→ **Your objective**:
Print each line of the listing once more, precisely as given.

(Stored entries)
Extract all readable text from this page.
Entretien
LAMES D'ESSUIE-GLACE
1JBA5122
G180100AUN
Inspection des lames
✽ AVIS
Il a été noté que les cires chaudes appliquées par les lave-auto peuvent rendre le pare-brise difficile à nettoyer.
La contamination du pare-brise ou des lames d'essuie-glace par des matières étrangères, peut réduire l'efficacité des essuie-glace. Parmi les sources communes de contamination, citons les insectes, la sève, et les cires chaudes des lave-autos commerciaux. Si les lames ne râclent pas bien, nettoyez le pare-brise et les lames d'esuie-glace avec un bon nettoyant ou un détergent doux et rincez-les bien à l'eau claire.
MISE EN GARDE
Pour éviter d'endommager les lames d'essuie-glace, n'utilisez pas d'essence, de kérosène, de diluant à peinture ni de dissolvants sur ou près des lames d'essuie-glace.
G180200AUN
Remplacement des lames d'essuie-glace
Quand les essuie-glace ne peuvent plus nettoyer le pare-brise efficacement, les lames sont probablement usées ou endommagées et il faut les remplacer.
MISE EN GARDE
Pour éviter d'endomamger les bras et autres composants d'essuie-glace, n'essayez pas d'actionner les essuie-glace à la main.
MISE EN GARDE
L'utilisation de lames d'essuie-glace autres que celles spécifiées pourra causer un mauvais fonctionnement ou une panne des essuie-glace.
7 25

→ **Exercise solution**:
Extract all readable text from this page.
Entretien
LAMES D'ESSUIE-GLACE
1JBA5122
G180100AUN
Inspection des lames
✽ AVIS
Il a été noté que les cires chaudes appliquées par les lave-auto peuvent rendre le pare-brise difficile à nettoyer.
La contamination du pare-brise ou des lames d'essuie-glace par des matières étrangères, peut réduire l'efficacité des essuie-glace. Parmi les sources communes de contamination, citons les insectes, la sève, et les cires chaudes des lave-autos commerciaux. Si les lames ne râclent pas bien, nettoyez le pare-brise et les lames d'esuie-glace avec un bon nettoyant ou un détergent doux et rincez-les bien à l'eau claire.
MISE EN GARDE
Pour éviter d'endommager les lames d'essuie-glace, n'utilisez pas d'essence, de kérosène, de diluant à peinture ni de dissolvants sur ou près des lames d'essuie-glace.
G180200AUN
Remplacement des lames d'essuie-glace
Quand les essuie-glace ne peuvent plus nettoyer le pare-brise efficacement, les lames sont probablement usées ou endommagées et il faut les remplacer.
MISE EN GARDE
Pour éviter d'endomamger les bras et autres composants d'essuie-glace, n'essayez pas d'actionner les essuie-glace à la main.
MISE EN GARDE
L'utilisation de lames d'essuie-glace autres que celles spécifiées pourra causer un mauvais fonctionnement ou une panne des essuie-glace.
7 25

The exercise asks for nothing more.